━━━ THE RECORDS ━━━

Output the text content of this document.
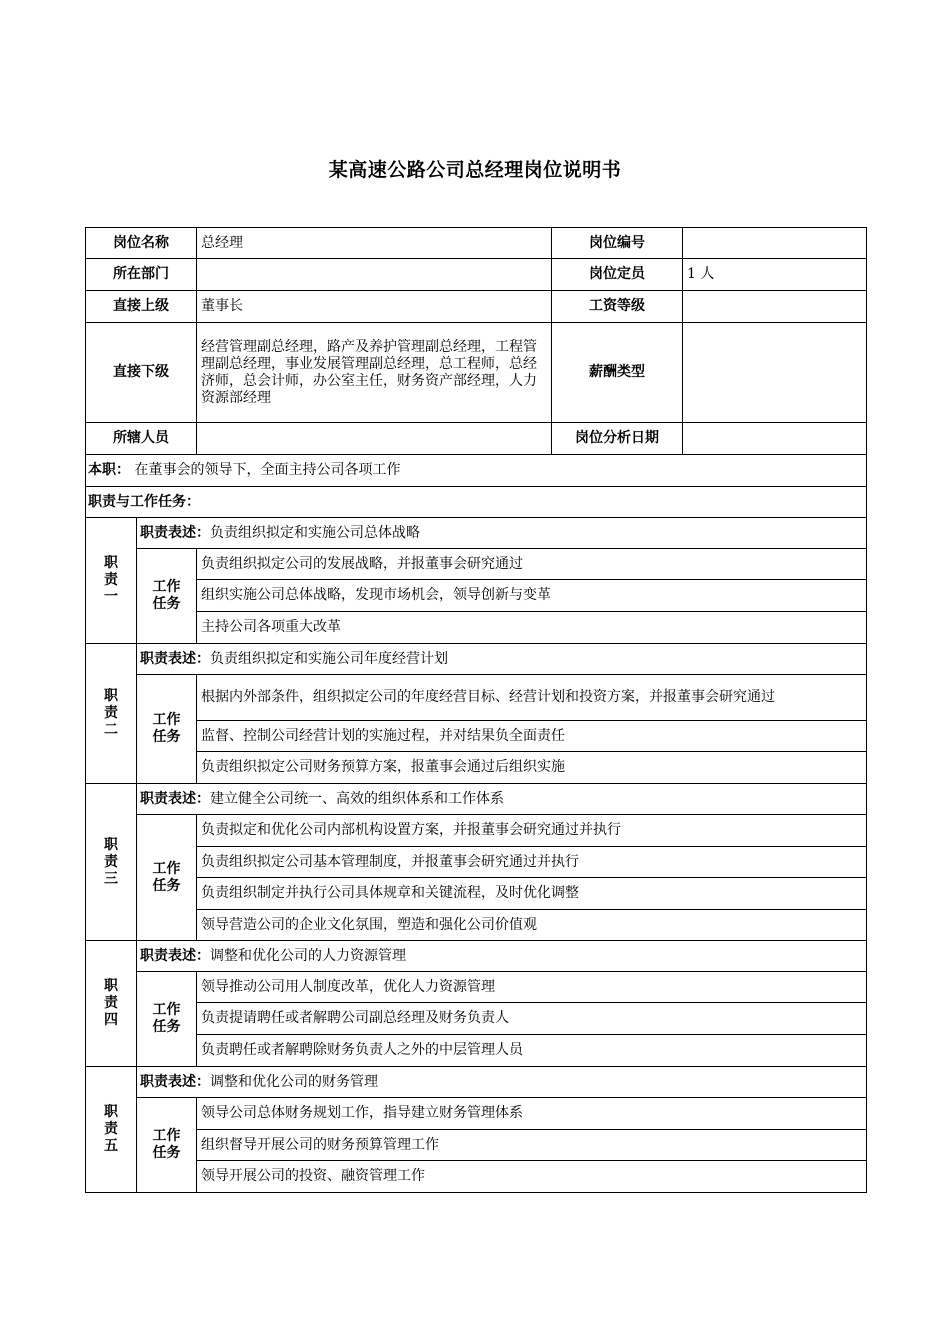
某高速公路公司总经理岗位说明书
岗位名称		总经理	岗位编号	
所在部门			岗位定员	1 人
直接上级		董事长	工资等级	
直接下级		经营管理副总经理，路产及养护管理副总经理，工程管理副总经理，事业发展管理副总经理，总工程师，总经济师，总会计师，办公室主任，财务资产部经理，人力资源部经理	薪酬类型	
所辖人员			岗位分析日期	
本职： 在董事会的领导下，全面主持公司各项工作				
职责与工作任务：				

职
责
一	职责表述：负责组织拟定和实施公司总体战略			

	工作
任务	负责组织拟定公司的发展战略，并报董事会研究通过		
		组织实施公司总体战略，发现市场机会，领导创新与变革		
		主持公司各项重大改革		

职
责
二	职责表述：负责组织拟定和实施公司年度经营计划			

	工作
任务	根据内外部条件，组织拟定公司的年度经营目标、经营计划和投资方案，并报董事会研究通过		
		监督、控制公司经营计划的实施过程，并对结果负全面责任		
		负责组织拟定公司财务预算方案，报董事会通过后组织实施		

职
责
三	职责表述：建立健全公司统一、高效的组织体系和工作体系			

	工作
任务	负责拟定和优化公司内部机构设置方案，并报董事会研究通过并执行		
		负责组织拟定公司基本管理制度，并报董事会研究通过并执行		
		负责组织制定并执行公司具体规章和关键流程，及时优化调整		
		领导营造公司的企业文化氛围，塑造和强化公司价值观		

职
责
四	职责表述：调整和优化公司的人力资源管理			

	工作
任务	领导推动公司用人制度改革，优化人力资源管理		
		负责提请聘任或者解聘公司副总经理及财务负责人		
		负责聘任或者解聘除财务负责人之外的中层管理人员		

职
责
五	职责表述：调整和优化公司的财务管理			

	工作
任务	领导公司总体财务规划工作，指导建立财务管理体系		
		组织督导开展公司的财务预算管理工作		
		领导开展公司的投资、融资管理工作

━━━

■ YOUR INSTRUCTIONS: Reproduce the material word for word, minus the images.

■ EXPECTED ANSWER:
Output the text content of this document.
某高速公路公司总经理岗位说明书
岗位名称		总经理	岗位编号	
所在部门			岗位定员	1 人
直接上级		董事长	工资等级	
直接下级		经营管理副总经理，路产及养护管理副总经理，工程管理副总经理，事业发展管理副总经理，总工程师，总经济师，总会计师，办公室主任，财务资产部经理，人力资源部经理	薪酬类型	
所辖人员			岗位分析日期	
本职： 在董事会的领导下，全面主持公司各项工作				
职责与工作任务：				

职
责
一	职责表述：负责组织拟定和实施公司总体战略			

	工作
任务	负责组织拟定公司的发展战略，并报董事会研究通过		
		组织实施公司总体战略，发现市场机会，领导创新与变革		
		主持公司各项重大改革		

职
责
二	职责表述：负责组织拟定和实施公司年度经营计划			

	工作
任务	根据内外部条件，组织拟定公司的年度经营目标、经营计划和投资方案，并报董事会研究通过		
		监督、控制公司经营计划的实施过程，并对结果负全面责任		
		负责组织拟定公司财务预算方案，报董事会通过后组织实施		

职
责
三	职责表述：建立健全公司统一、高效的组织体系和工作体系			

	工作
任务	负责拟定和优化公司内部机构设置方案，并报董事会研究通过并执行		
		负责组织拟定公司基本管理制度，并报董事会研究通过并执行		
		负责组织制定并执行公司具体规章和关键流程，及时优化调整		
		领导营造公司的企业文化氛围，塑造和强化公司价值观		

职
责
四	职责表述：调整和优化公司的人力资源管理			

	工作
任务	领导推动公司用人制度改革，优化人力资源管理		
		负责提请聘任或者解聘公司副总经理及财务负责人		
		负责聘任或者解聘除财务负责人之外的中层管理人员		

职
责
五	职责表述：调整和优化公司的财务管理			

	工作
任务	领导公司总体财务规划工作，指导建立财务管理体系		
		组织督导开展公司的财务预算管理工作		
		领导开展公司的投资、融资管理工作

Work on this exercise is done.